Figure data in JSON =
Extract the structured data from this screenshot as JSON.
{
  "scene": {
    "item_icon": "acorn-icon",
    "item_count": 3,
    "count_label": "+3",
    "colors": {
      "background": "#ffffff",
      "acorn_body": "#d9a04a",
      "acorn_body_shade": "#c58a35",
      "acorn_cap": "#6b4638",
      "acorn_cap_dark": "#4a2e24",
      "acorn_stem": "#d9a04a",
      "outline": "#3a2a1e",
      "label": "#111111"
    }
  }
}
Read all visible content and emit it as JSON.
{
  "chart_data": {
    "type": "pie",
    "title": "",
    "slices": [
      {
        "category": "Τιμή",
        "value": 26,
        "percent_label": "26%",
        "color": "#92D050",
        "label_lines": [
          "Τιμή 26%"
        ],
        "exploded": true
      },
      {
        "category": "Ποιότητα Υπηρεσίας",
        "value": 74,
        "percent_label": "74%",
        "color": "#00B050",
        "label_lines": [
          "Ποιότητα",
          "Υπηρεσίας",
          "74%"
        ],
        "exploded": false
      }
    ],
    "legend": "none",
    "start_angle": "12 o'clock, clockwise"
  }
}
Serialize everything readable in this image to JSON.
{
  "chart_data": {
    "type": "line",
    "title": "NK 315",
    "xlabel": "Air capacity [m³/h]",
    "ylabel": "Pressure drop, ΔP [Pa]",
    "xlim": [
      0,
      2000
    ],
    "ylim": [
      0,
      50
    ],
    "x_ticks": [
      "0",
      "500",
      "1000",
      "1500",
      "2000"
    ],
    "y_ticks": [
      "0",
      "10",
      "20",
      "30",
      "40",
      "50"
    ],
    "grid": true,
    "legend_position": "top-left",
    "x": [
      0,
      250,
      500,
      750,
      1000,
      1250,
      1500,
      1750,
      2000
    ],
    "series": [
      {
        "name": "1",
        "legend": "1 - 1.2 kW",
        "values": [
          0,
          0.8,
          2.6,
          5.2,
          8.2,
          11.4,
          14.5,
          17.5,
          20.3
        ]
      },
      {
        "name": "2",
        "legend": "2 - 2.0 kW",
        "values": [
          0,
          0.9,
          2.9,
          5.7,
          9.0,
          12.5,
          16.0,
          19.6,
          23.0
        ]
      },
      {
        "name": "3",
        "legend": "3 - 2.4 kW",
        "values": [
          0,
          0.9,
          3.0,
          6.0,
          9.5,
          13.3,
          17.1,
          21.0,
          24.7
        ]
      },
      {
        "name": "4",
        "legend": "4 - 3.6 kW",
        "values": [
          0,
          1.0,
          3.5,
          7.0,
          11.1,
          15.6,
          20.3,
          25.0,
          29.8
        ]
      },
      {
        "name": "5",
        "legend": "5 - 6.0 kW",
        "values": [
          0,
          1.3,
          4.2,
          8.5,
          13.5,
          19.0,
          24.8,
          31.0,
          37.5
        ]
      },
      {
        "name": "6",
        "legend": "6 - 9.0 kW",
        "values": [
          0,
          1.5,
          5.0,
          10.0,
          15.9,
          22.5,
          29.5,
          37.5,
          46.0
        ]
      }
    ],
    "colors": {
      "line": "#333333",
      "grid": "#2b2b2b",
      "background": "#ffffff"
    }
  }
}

The task = Exactly reproduce every line of the records.

Finished exercise =
Extract the structured data from this screenshot as JSON.
{
  "scene": {
    "item_icon": "acorn-icon",
    "item_count": 3,
    "count_label": "+3",
    "colors": {
      "background": "#ffffff",
      "acorn_body": "#d9a04a",
      "acorn_body_shade": "#c58a35",
      "acorn_cap": "#6b4638",
      "acorn_cap_dark": "#4a2e24",
      "acorn_stem": "#d9a04a",
      "outline": "#3a2a1e",
      "label": "#111111"
    }
  }
}
Read all visible content and emit it as JSON.
{
  "chart_data": {
    "type": "pie",
    "title": "",
    "slices": [
      {
        "category": "Τιμή",
        "value": 26,
        "percent_label": "26%",
        "color": "#92D050",
        "label_lines": [
          "Τιμή 26%"
        ],
        "exploded": true
      },
      {
        "category": "Ποιότητα Υπηρεσίας",
        "value": 74,
        "percent_label": "74%",
        "color": "#00B050",
        "label_lines": [
          "Ποιότητα",
          "Υπηρεσίας",
          "74%"
        ],
        "exploded": false
      }
    ],
    "legend": "none",
    "start_angle": "12 o'clock, clockwise"
  }
}
Serialize everything readable in this image to JSON.
{
  "chart_data": {
    "type": "line",
    "title": "NK 315",
    "xlabel": "Air capacity [m³/h]",
    "ylabel": "Pressure drop, ΔP [Pa]",
    "xlim": [
      0,
      2000
    ],
    "ylim": [
      0,
      50
    ],
    "x_ticks": [
      "0",
      "500",
      "1000",
      "1500",
      "2000"
    ],
    "y_ticks": [
      "0",
      "10",
      "20",
      "30",
      "40",
      "50"
    ],
    "grid": true,
    "legend_position": "top-left",
    "x": [
      0,
      250,
      500,
      750,
      1000,
      1250,
      1500,
      1750,
      2000
    ],
    "series": [
      {
        "name": "1",
        "legend": "1 - 1.2 kW",
        "values": [
          0,
          0.8,
          2.6,
          5.2,
          8.2,
          11.4,
          14.5,
          17.5,
          20.3
        ]
      },
      {
        "name": "2",
        "legend": "2 - 2.0 kW",
        "values": [
          0,
          0.9,
          2.9,
          5.7,
          9.0,
          12.5,
          16.0,
          19.6,
          23.0
        ]
      },
      {
        "name": "3",
        "legend": "3 - 2.4 kW",
        "values": [
          0,
          0.9,
          3.0,
          6.0,
          9.5,
          13.3,
          17.1,
          21.0,
          24.7
        ]
      },
      {
        "name": "4",
        "legend": "4 - 3.6 kW",
        "values": [
          0,
          1.0,
          3.5,
          7.0,
          11.1,
          15.6,
          20.3,
          25.0,
          29.8
        ]
      },
      {
        "name": "5",
        "legend": "5 - 6.0 kW",
        "values": [
          0,
          1.3,
          4.2,
          8.5,
          13.5,
          19.0,
          24.8,
          31.0,
          37.5
        ]
      },
      {
        "name": "6",
        "legend": "6 - 9.0 kW",
        "values": [
          0,
          1.5,
          5.0,
          10.0,
          15.9,
          22.5,
          29.5,
          37.5,
          46.0
        ]
      }
    ],
    "colors": {
      "line": "#333333",
      "grid": "#2b2b2b",
      "background": "#ffffff"
    }
  }
}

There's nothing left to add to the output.